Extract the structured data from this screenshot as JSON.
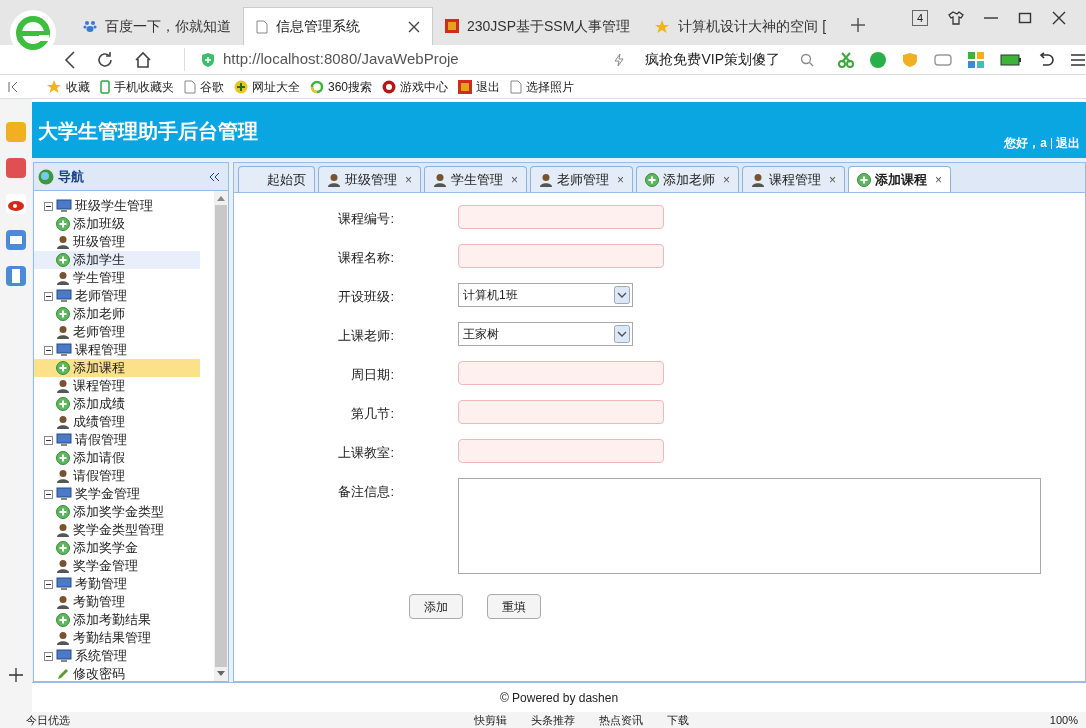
{
  "browser": {
    "tabs": [
      {
        "title": "百度一下，你就知道",
        "selected": false
      },
      {
        "title": "信息管理系统",
        "selected": true
      },
      {
        "title": "230JSP基于SSM人事管理",
        "selected": false
      },
      {
        "title": "计算机设计大神的空间 [",
        "selected": false
      }
    ],
    "tab_count": "4",
    "url": "http://localhost:8080/JavaWebProje",
    "search": "疯抢免费VIP策划傻了",
    "bookmarks": [
      "收藏",
      "手机收藏夹",
      "谷歌",
      "网址大全",
      "360搜索",
      "游戏中心",
      "退出",
      "选择照片"
    ],
    "status_bar": [
      "今日优选",
      "快剪辑",
      "头条推荐",
      "热点资讯",
      "下载",
      "100%"
    ]
  },
  "app": {
    "title": "大学生管理助手后台管理",
    "greeting": "您好，a",
    "logout": "退出",
    "nav": {
      "title": "导航",
      "tree": [
        {
          "label": "班级学生管理",
          "children": [
            {
              "label": "添加班级",
              "kind": "add",
              "selected": false,
              "hovered": false
            },
            {
              "label": "班级管理",
              "kind": "person",
              "selected": false,
              "hovered": false
            },
            {
              "label": "添加学生",
              "kind": "add",
              "selected": false,
              "hovered": true
            },
            {
              "label": "学生管理",
              "kind": "person",
              "selected": false,
              "hovered": false
            }
          ]
        },
        {
          "label": "老师管理",
          "children": [
            {
              "label": "添加老师",
              "kind": "add",
              "selected": false,
              "hovered": false
            },
            {
              "label": "老师管理",
              "kind": "person",
              "selected": false,
              "hovered": false
            }
          ]
        },
        {
          "label": "课程管理",
          "children": [
            {
              "label": "添加课程",
              "kind": "add",
              "selected": true,
              "hovered": false
            },
            {
              "label": "课程管理",
              "kind": "person",
              "selected": false,
              "hovered": false
            },
            {
              "label": "添加成绩",
              "kind": "add",
              "selected": false,
              "hovered": false
            },
            {
              "label": "成绩管理",
              "kind": "person",
              "selected": false,
              "hovered": false
            }
          ]
        },
        {
          "label": "请假管理",
          "children": [
            {
              "label": "添加请假",
              "kind": "add",
              "selected": false,
              "hovered": false
            },
            {
              "label": "请假管理",
              "kind": "person",
              "selected": false,
              "hovered": false
            }
          ]
        },
        {
          "label": "奖学金管理",
          "children": [
            {
              "label": "添加奖学金类型",
              "kind": "add",
              "selected": false,
              "hovered": false
            },
            {
              "label": "奖学金类型管理",
              "kind": "person",
              "selected": false,
              "hovered": false
            },
            {
              "label": "添加奖学金",
              "kind": "add",
              "selected": false,
              "hovered": false
            },
            {
              "label": "奖学金管理",
              "kind": "person",
              "selected": false,
              "hovered": false
            }
          ]
        },
        {
          "label": "考勤管理",
          "children": [
            {
              "label": "考勤管理",
              "kind": "person",
              "selected": false,
              "hovered": false
            },
            {
              "label": "添加考勤结果",
              "kind": "add",
              "selected": false,
              "hovered": false
            },
            {
              "label": "考勤结果管理",
              "kind": "person",
              "selected": false,
              "hovered": false
            }
          ]
        },
        {
          "label": "系统管理",
          "children": [
            {
              "label": "修改密码",
              "kind": "edit",
              "selected": false,
              "hovered": false
            }
          ]
        }
      ]
    },
    "tabs": [
      {
        "label": "起始页",
        "kind": "none",
        "selected": false
      },
      {
        "label": "班级管理",
        "kind": "person",
        "close": "×",
        "selected": false
      },
      {
        "label": "学生管理",
        "kind": "person",
        "close": "×",
        "selected": false
      },
      {
        "label": "老师管理",
        "kind": "person",
        "close": "×",
        "selected": false
      },
      {
        "label": "添加老师",
        "kind": "add",
        "close": "×",
        "selected": false
      },
      {
        "label": "课程管理",
        "kind": "person",
        "close": "×",
        "selected": false
      },
      {
        "label": "添加课程",
        "kind": "add",
        "close": "×",
        "selected": true
      }
    ],
    "form": [
      {
        "label": "课程编号:",
        "kind": "text"
      },
      {
        "label": "课程名称:",
        "kind": "text"
      },
      {
        "label": "开设班级:",
        "kind": "select",
        "value": "计算机1班"
      },
      {
        "label": "上课老师:",
        "kind": "select",
        "value": "王家树"
      },
      {
        "label": "周日期:",
        "kind": "text"
      },
      {
        "label": "第几节:",
        "kind": "text"
      },
      {
        "label": "上课教室:",
        "kind": "text"
      },
      {
        "label": "备注信息:",
        "kind": "textarea"
      }
    ],
    "buttons": [
      "添加",
      "重填"
    ],
    "footer": "© Powered by dashen"
  }
}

§ **Task goal**: Could you reproduce every record above exactly, leaving out the pictures?

§ **Worked solution**:
Extract the structured data from this screenshot as JSON.
{
  "browser": {
    "tabs": [
      {
        "title": "百度一下，你就知道",
        "selected": false
      },
      {
        "title": "信息管理系统",
        "selected": true
      },
      {
        "title": "230JSP基于SSM人事管理",
        "selected": false
      },
      {
        "title": "计算机设计大神的空间 [",
        "selected": false
      }
    ],
    "tab_count": "4",
    "url": "http://localhost:8080/JavaWebProje",
    "search": "疯抢免费VIP策划傻了",
    "bookmarks": [
      "收藏",
      "手机收藏夹",
      "谷歌",
      "网址大全",
      "360搜索",
      "游戏中心",
      "退出",
      "选择照片"
    ],
    "status_bar": [
      "今日优选",
      "快剪辑",
      "头条推荐",
      "热点资讯",
      "下载",
      "100%"
    ]
  },
  "app": {
    "title": "大学生管理助手后台管理",
    "greeting": "您好，a",
    "logout": "退出",
    "nav": {
      "title": "导航",
      "tree": [
        {
          "label": "班级学生管理",
          "children": [
            {
              "label": "添加班级",
              "kind": "add",
              "selected": false,
              "hovered": false
            },
            {
              "label": "班级管理",
              "kind": "person",
              "selected": false,
              "hovered": false
            },
            {
              "label": "添加学生",
              "kind": "add",
              "selected": false,
              "hovered": true
            },
            {
              "label": "学生管理",
              "kind": "person",
              "selected": false,
              "hovered": false
            }
          ]
        },
        {
          "label": "老师管理",
          "children": [
            {
              "label": "添加老师",
              "kind": "add",
              "selected": false,
              "hovered": false
            },
            {
              "label": "老师管理",
              "kind": "person",
              "selected": false,
              "hovered": false
            }
          ]
        },
        {
          "label": "课程管理",
          "children": [
            {
              "label": "添加课程",
              "kind": "add",
              "selected": true,
              "hovered": false
            },
            {
              "label": "课程管理",
              "kind": "person",
              "selected": false,
              "hovered": false
            },
            {
              "label": "添加成绩",
              "kind": "add",
              "selected": false,
              "hovered": false
            },
            {
              "label": "成绩管理",
              "kind": "person",
              "selected": false,
              "hovered": false
            }
          ]
        },
        {
          "label": "请假管理",
          "children": [
            {
              "label": "添加请假",
              "kind": "add",
              "selected": false,
              "hovered": false
            },
            {
              "label": "请假管理",
              "kind": "person",
              "selected": false,
              "hovered": false
            }
          ]
        },
        {
          "label": "奖学金管理",
          "children": [
            {
              "label": "添加奖学金类型",
              "kind": "add",
              "selected": false,
              "hovered": false
            },
            {
              "label": "奖学金类型管理",
              "kind": "person",
              "selected": false,
              "hovered": false
            },
            {
              "label": "添加奖学金",
              "kind": "add",
              "selected": false,
              "hovered": false
            },
            {
              "label": "奖学金管理",
              "kind": "person",
              "selected": false,
              "hovered": false
            }
          ]
        },
        {
          "label": "考勤管理",
          "children": [
            {
              "label": "考勤管理",
              "kind": "person",
              "selected": false,
              "hovered": false
            },
            {
              "label": "添加考勤结果",
              "kind": "add",
              "selected": false,
              "hovered": false
            },
            {
              "label": "考勤结果管理",
              "kind": "person",
              "selected": false,
              "hovered": false
            }
          ]
        },
        {
          "label": "系统管理",
          "children": [
            {
              "label": "修改密码",
              "kind": "edit",
              "selected": false,
              "hovered": false
            }
          ]
        }
      ]
    },
    "tabs": [
      {
        "label": "起始页",
        "kind": "none",
        "selected": false
      },
      {
        "label": "班级管理",
        "kind": "person",
        "close": "×",
        "selected": false
      },
      {
        "label": "学生管理",
        "kind": "person",
        "close": "×",
        "selected": false
      },
      {
        "label": "老师管理",
        "kind": "person",
        "close": "×",
        "selected": false
      },
      {
        "label": "添加老师",
        "kind": "add",
        "close": "×",
        "selected": false
      },
      {
        "label": "课程管理",
        "kind": "person",
        "close": "×",
        "selected": false
      },
      {
        "label": "添加课程",
        "kind": "add",
        "close": "×",
        "selected": true
      }
    ],
    "form": [
      {
        "label": "课程编号:",
        "kind": "text"
      },
      {
        "label": "课程名称:",
        "kind": "text"
      },
      {
        "label": "开设班级:",
        "kind": "select",
        "value": "计算机1班"
      },
      {
        "label": "上课老师:",
        "kind": "select",
        "value": "王家树"
      },
      {
        "label": "周日期:",
        "kind": "text"
      },
      {
        "label": "第几节:",
        "kind": "text"
      },
      {
        "label": "上课教室:",
        "kind": "text"
      },
      {
        "label": "备注信息:",
        "kind": "textarea"
      }
    ],
    "buttons": [
      "添加",
      "重填"
    ],
    "footer": "© Powered by dashen"
  }
}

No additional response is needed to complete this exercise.